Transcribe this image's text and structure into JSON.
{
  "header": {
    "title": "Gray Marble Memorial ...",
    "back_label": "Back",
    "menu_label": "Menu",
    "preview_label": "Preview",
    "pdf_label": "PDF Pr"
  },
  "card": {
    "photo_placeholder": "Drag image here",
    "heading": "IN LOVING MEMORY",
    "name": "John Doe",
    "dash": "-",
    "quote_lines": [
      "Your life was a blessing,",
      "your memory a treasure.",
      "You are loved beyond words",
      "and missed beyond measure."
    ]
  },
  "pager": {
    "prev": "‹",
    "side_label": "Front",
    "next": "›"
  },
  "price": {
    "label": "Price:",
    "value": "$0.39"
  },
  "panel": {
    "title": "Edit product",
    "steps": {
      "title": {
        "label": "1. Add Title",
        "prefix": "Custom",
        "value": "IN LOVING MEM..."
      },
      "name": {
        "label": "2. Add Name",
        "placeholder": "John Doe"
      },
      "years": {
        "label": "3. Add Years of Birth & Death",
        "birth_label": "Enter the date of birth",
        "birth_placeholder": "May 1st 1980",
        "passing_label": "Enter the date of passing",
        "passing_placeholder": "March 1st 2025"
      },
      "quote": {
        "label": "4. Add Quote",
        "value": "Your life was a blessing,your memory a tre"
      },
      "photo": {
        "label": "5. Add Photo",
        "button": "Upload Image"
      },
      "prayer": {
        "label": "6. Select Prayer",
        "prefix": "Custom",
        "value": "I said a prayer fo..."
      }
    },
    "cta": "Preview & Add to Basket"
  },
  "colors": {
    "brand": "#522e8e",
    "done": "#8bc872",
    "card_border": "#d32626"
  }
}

== YOUR OBJECTIVE ==
Write the material out exactly, with nothing left out.

== SOLUTION TO THIS TASK ==
Transcribe this image's text and structure into JSON.
{
  "header": {
    "title": "Gray Marble Memorial ...",
    "back_label": "Back",
    "menu_label": "Menu",
    "preview_label": "Preview",
    "pdf_label": "PDF Pr"
  },
  "card": {
    "photo_placeholder": "Drag image here",
    "heading": "IN LOVING MEMORY",
    "name": "John Doe",
    "dash": "-",
    "quote_lines": [
      "Your life was a blessing,",
      "your memory a treasure.",
      "You are loved beyond words",
      "and missed beyond measure."
    ]
  },
  "pager": {
    "prev": "‹",
    "side_label": "Front",
    "next": "›"
  },
  "price": {
    "label": "Price:",
    "value": "$0.39"
  },
  "panel": {
    "title": "Edit product",
    "steps": {
      "title": {
        "label": "1. Add Title",
        "prefix": "Custom",
        "value": "IN LOVING MEM..."
      },
      "name": {
        "label": "2. Add Name",
        "placeholder": "John Doe"
      },
      "years": {
        "label": "3. Add Years of Birth & Death",
        "birth_label": "Enter the date of birth",
        "birth_placeholder": "May 1st 1980",
        "passing_label": "Enter the date of passing",
        "passing_placeholder": "March 1st 2025"
      },
      "quote": {
        "label": "4. Add Quote",
        "value": "Your life was a blessing,your memory a tre"
      },
      "photo": {
        "label": "5. Add Photo",
        "button": "Upload Image"
      },
      "prayer": {
        "label": "6. Select Prayer",
        "prefix": "Custom",
        "value": "I said a prayer fo..."
      }
    },
    "cta": "Preview & Add to Basket"
  },
  "colors": {
    "brand": "#522e8e",
    "done": "#8bc872",
    "card_border": "#d32626"
  }
}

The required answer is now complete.